● YOUR OBJECTIVE
Exclude the pictures and return every line exactly as written.

========================================================================

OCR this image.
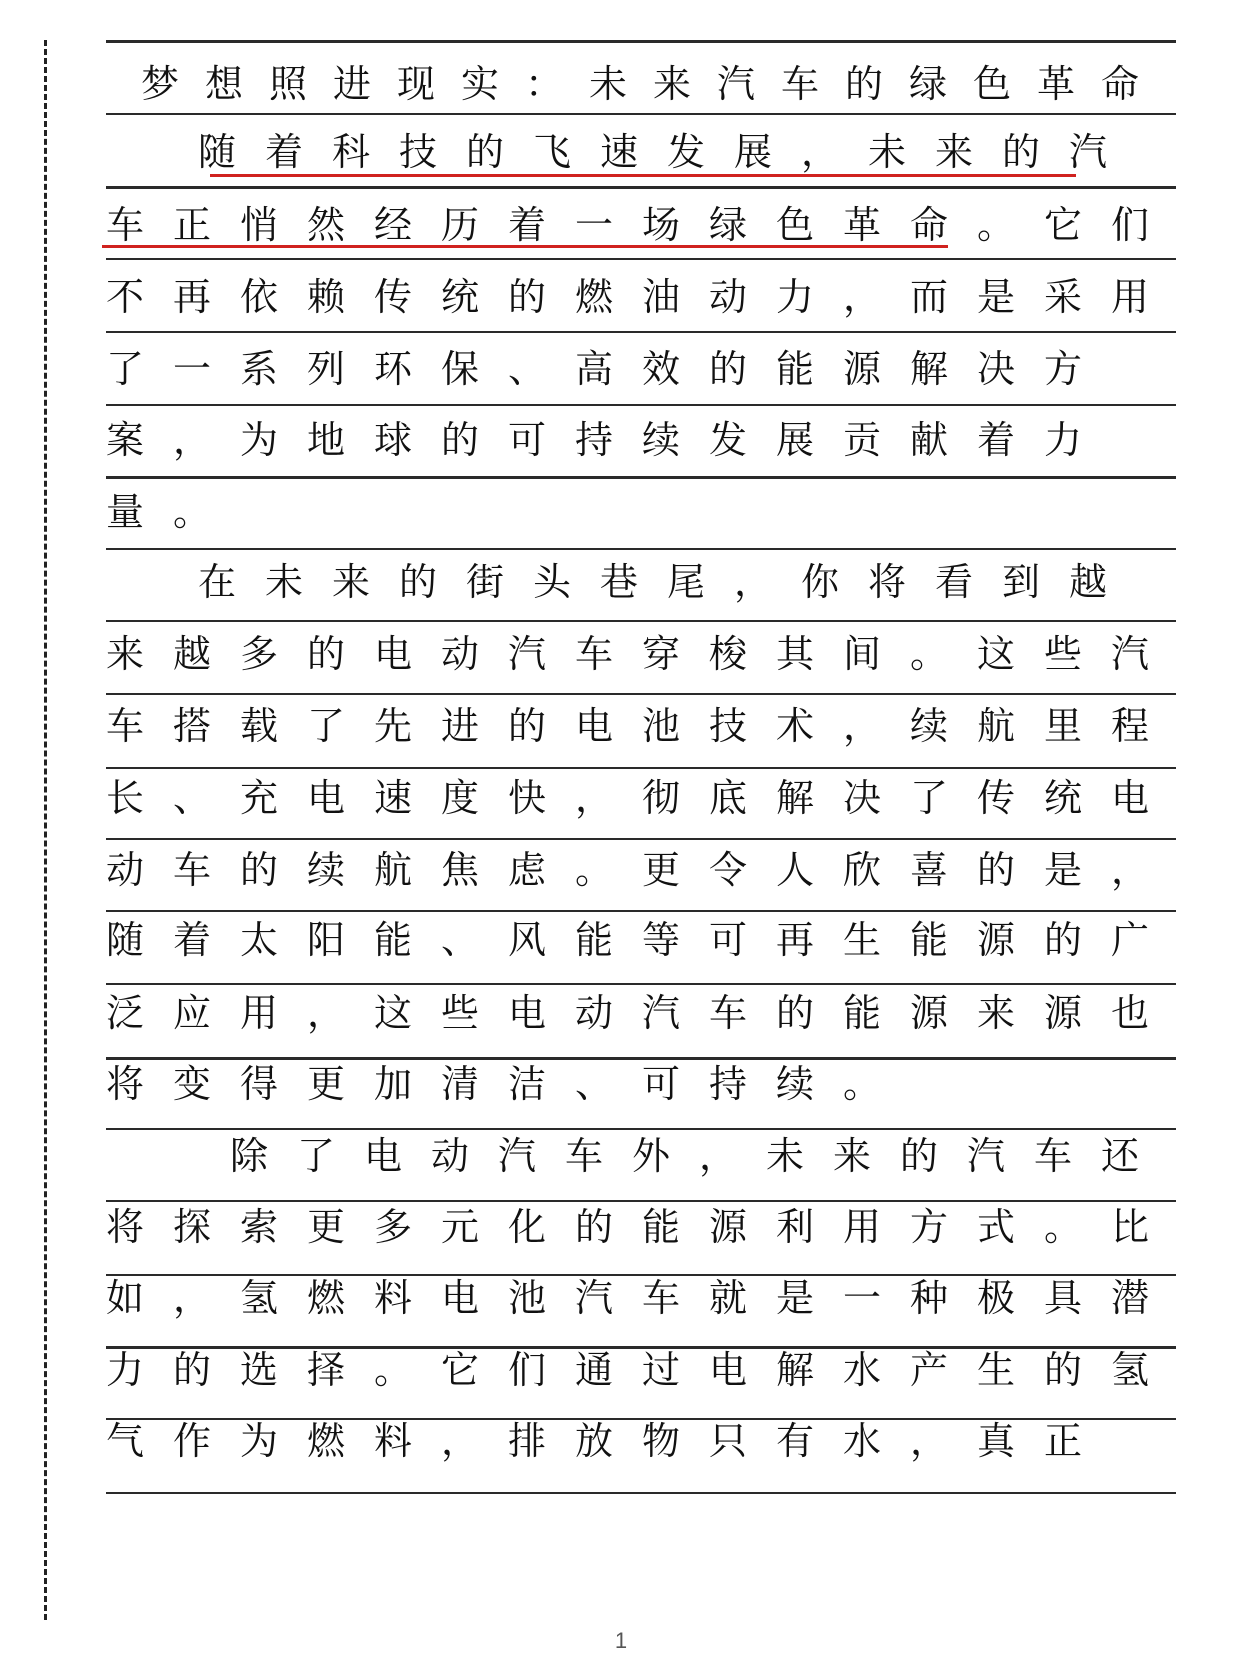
梦想照进现实：未来汽车的绿色革命
随着科技的飞速发展，未来的汽
车正悄然经历着一场绿色革命。它们
不再依赖传统的燃油动力，而是采用
了一系列环保、高效的能源解决方
案，为地球的可持续发展贡献着力
量。
在未来的街头巷尾，你将看到越
来越多的电动汽车穿梭其间。这些汽
车搭载了先进的电池技术，续航里程
长、充电速度快，彻底解决了传统电
动车的续航焦虑。更令人欣喜的是，
随着太阳能、风能等可再生能源的广
泛应用，这些电动汽车的能源来源也
将变得更加清洁、可持续。
除了电动汽车外，未来的汽车还
将探索更多元化的能源利用方式。比
如，氢燃料电池汽车就是一种极具潜
力的选择。它们通过电解水产生的氢
气作为燃料，排放物只有水，真正
1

========================================================================

● CORRECT RESPONSE
OCR this image.
梦想照进现实：未来汽车的绿色革命
随着科技的飞速发展，未来的汽
车正悄然经历着一场绿色革命。它们
不再依赖传统的燃油动力，而是采用
了一系列环保、高效的能源解决方
案，为地球的可持续发展贡献着力
量。
在未来的街头巷尾，你将看到越
来越多的电动汽车穿梭其间。这些汽
车搭载了先进的电池技术，续航里程
长、充电速度快，彻底解决了传统电
动车的续航焦虑。更令人欣喜的是，
随着太阳能、风能等可再生能源的广
泛应用，这些电动汽车的能源来源也
将变得更加清洁、可持续。
除了电动汽车外，未来的汽车还
将探索更多元化的能源利用方式。比
如，氢燃料电池汽车就是一种极具潜
力的选择。它们通过电解水产生的氢
气作为燃料，排放物只有水，真正
1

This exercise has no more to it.